**DIRECTIONS**
The listing below should be written out exactly; please include all of it.

══ EXERCISE MATERIALS ══

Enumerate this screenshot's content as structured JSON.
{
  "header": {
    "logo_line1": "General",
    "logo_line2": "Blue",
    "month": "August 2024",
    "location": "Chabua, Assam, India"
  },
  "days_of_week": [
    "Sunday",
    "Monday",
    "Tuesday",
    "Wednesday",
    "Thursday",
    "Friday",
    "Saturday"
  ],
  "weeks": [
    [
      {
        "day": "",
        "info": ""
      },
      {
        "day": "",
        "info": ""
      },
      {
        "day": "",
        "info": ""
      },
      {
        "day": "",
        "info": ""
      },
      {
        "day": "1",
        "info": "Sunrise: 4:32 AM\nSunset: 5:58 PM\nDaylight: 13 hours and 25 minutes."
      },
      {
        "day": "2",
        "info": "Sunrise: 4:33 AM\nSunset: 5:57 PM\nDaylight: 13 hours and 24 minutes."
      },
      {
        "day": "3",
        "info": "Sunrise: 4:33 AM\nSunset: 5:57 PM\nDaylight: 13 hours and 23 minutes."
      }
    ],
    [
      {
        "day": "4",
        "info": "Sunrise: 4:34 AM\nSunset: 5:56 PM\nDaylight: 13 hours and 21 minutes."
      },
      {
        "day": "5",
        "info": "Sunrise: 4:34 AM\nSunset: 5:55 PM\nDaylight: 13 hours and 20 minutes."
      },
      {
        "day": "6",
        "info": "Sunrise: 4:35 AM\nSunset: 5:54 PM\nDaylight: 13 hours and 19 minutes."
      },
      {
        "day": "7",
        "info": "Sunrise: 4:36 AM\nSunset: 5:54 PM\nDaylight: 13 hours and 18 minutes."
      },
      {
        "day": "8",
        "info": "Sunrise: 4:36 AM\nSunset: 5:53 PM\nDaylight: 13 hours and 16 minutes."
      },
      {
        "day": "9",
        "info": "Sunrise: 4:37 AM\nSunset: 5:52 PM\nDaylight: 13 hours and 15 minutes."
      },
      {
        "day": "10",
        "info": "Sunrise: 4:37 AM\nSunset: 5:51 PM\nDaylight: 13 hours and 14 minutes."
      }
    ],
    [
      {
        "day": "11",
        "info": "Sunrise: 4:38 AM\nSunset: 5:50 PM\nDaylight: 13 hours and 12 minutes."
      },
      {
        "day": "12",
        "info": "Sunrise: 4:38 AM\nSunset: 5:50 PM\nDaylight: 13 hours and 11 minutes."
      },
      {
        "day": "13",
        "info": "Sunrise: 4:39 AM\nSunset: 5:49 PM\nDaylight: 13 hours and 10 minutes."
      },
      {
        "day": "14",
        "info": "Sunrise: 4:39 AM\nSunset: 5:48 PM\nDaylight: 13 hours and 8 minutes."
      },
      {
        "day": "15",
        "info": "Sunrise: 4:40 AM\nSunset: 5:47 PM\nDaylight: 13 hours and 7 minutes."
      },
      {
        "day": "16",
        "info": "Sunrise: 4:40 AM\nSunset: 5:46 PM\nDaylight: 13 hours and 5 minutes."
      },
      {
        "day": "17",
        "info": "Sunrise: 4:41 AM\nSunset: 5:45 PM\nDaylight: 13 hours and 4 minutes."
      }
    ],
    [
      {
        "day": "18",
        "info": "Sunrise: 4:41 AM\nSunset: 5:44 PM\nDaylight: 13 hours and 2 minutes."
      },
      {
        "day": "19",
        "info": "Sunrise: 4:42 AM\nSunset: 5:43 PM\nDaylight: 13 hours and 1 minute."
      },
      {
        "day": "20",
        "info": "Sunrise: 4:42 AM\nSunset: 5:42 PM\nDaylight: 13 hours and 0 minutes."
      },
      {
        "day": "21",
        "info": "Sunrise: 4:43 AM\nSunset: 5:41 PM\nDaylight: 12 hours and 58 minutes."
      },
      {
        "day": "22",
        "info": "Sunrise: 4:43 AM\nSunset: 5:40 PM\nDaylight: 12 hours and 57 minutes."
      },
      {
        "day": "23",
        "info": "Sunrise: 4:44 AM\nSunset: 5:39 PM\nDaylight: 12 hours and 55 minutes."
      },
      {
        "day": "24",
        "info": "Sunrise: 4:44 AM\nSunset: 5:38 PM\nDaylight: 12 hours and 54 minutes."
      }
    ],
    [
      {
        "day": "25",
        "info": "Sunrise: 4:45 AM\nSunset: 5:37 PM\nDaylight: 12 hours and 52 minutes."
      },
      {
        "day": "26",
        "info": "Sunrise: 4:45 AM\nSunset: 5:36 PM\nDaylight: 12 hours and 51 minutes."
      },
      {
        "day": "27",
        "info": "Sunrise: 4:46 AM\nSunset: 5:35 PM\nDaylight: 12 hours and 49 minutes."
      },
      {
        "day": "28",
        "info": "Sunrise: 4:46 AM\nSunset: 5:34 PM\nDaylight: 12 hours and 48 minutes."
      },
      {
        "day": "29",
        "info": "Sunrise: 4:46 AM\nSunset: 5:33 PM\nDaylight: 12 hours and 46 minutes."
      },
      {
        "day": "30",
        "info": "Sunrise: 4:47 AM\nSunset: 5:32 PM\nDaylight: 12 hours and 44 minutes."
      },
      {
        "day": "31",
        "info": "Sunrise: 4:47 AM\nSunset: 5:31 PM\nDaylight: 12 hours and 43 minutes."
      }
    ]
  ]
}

═══

**OUTPUT OF THE TASK**
Enumerate this screenshot's content as structured JSON.
{
  "header": {
    "logo_line1": "General",
    "logo_line2": "Blue",
    "month": "August 2024",
    "location": "Chabua, Assam, India"
  },
  "days_of_week": [
    "Sunday",
    "Monday",
    "Tuesday",
    "Wednesday",
    "Thursday",
    "Friday",
    "Saturday"
  ],
  "weeks": [
    [
      {
        "day": "",
        "info": ""
      },
      {
        "day": "",
        "info": ""
      },
      {
        "day": "",
        "info": ""
      },
      {
        "day": "",
        "info": ""
      },
      {
        "day": "1",
        "info": "Sunrise: 4:32 AM\nSunset: 5:58 PM\nDaylight: 13 hours and 25 minutes."
      },
      {
        "day": "2",
        "info": "Sunrise: 4:33 AM\nSunset: 5:57 PM\nDaylight: 13 hours and 24 minutes."
      },
      {
        "day": "3",
        "info": "Sunrise: 4:33 AM\nSunset: 5:57 PM\nDaylight: 13 hours and 23 minutes."
      }
    ],
    [
      {
        "day": "4",
        "info": "Sunrise: 4:34 AM\nSunset: 5:56 PM\nDaylight: 13 hours and 21 minutes."
      },
      {
        "day": "5",
        "info": "Sunrise: 4:34 AM\nSunset: 5:55 PM\nDaylight: 13 hours and 20 minutes."
      },
      {
        "day": "6",
        "info": "Sunrise: 4:35 AM\nSunset: 5:54 PM\nDaylight: 13 hours and 19 minutes."
      },
      {
        "day": "7",
        "info": "Sunrise: 4:36 AM\nSunset: 5:54 PM\nDaylight: 13 hours and 18 minutes."
      },
      {
        "day": "8",
        "info": "Sunrise: 4:36 AM\nSunset: 5:53 PM\nDaylight: 13 hours and 16 minutes."
      },
      {
        "day": "9",
        "info": "Sunrise: 4:37 AM\nSunset: 5:52 PM\nDaylight: 13 hours and 15 minutes."
      },
      {
        "day": "10",
        "info": "Sunrise: 4:37 AM\nSunset: 5:51 PM\nDaylight: 13 hours and 14 minutes."
      }
    ],
    [
      {
        "day": "11",
        "info": "Sunrise: 4:38 AM\nSunset: 5:50 PM\nDaylight: 13 hours and 12 minutes."
      },
      {
        "day": "12",
        "info": "Sunrise: 4:38 AM\nSunset: 5:50 PM\nDaylight: 13 hours and 11 minutes."
      },
      {
        "day": "13",
        "info": "Sunrise: 4:39 AM\nSunset: 5:49 PM\nDaylight: 13 hours and 10 minutes."
      },
      {
        "day": "14",
        "info": "Sunrise: 4:39 AM\nSunset: 5:48 PM\nDaylight: 13 hours and 8 minutes."
      },
      {
        "day": "15",
        "info": "Sunrise: 4:40 AM\nSunset: 5:47 PM\nDaylight: 13 hours and 7 minutes."
      },
      {
        "day": "16",
        "info": "Sunrise: 4:40 AM\nSunset: 5:46 PM\nDaylight: 13 hours and 5 minutes."
      },
      {
        "day": "17",
        "info": "Sunrise: 4:41 AM\nSunset: 5:45 PM\nDaylight: 13 hours and 4 minutes."
      }
    ],
    [
      {
        "day": "18",
        "info": "Sunrise: 4:41 AM\nSunset: 5:44 PM\nDaylight: 13 hours and 2 minutes."
      },
      {
        "day": "19",
        "info": "Sunrise: 4:42 AM\nSunset: 5:43 PM\nDaylight: 13 hours and 1 minute."
      },
      {
        "day": "20",
        "info": "Sunrise: 4:42 AM\nSunset: 5:42 PM\nDaylight: 13 hours and 0 minutes."
      },
      {
        "day": "21",
        "info": "Sunrise: 4:43 AM\nSunset: 5:41 PM\nDaylight: 12 hours and 58 minutes."
      },
      {
        "day": "22",
        "info": "Sunrise: 4:43 AM\nSunset: 5:40 PM\nDaylight: 12 hours and 57 minutes."
      },
      {
        "day": "23",
        "info": "Sunrise: 4:44 AM\nSunset: 5:39 PM\nDaylight: 12 hours and 55 minutes."
      },
      {
        "day": "24",
        "info": "Sunrise: 4:44 AM\nSunset: 5:38 PM\nDaylight: 12 hours and 54 minutes."
      }
    ],
    [
      {
        "day": "25",
        "info": "Sunrise: 4:45 AM\nSunset: 5:37 PM\nDaylight: 12 hours and 52 minutes."
      },
      {
        "day": "26",
        "info": "Sunrise: 4:45 AM\nSunset: 5:36 PM\nDaylight: 12 hours and 51 minutes."
      },
      {
        "day": "27",
        "info": "Sunrise: 4:46 AM\nSunset: 5:35 PM\nDaylight: 12 hours and 49 minutes."
      },
      {
        "day": "28",
        "info": "Sunrise: 4:46 AM\nSunset: 5:34 PM\nDaylight: 12 hours and 48 minutes."
      },
      {
        "day": "29",
        "info": "Sunrise: 4:46 AM\nSunset: 5:33 PM\nDaylight: 12 hours and 46 minutes."
      },
      {
        "day": "30",
        "info": "Sunrise: 4:47 AM\nSunset: 5:32 PM\nDaylight: 12 hours and 44 minutes."
      },
      {
        "day": "31",
        "info": "Sunrise: 4:47 AM\nSunset: 5:31 PM\nDaylight: 12 hours and 43 minutes."
      }
    ]
  ]
}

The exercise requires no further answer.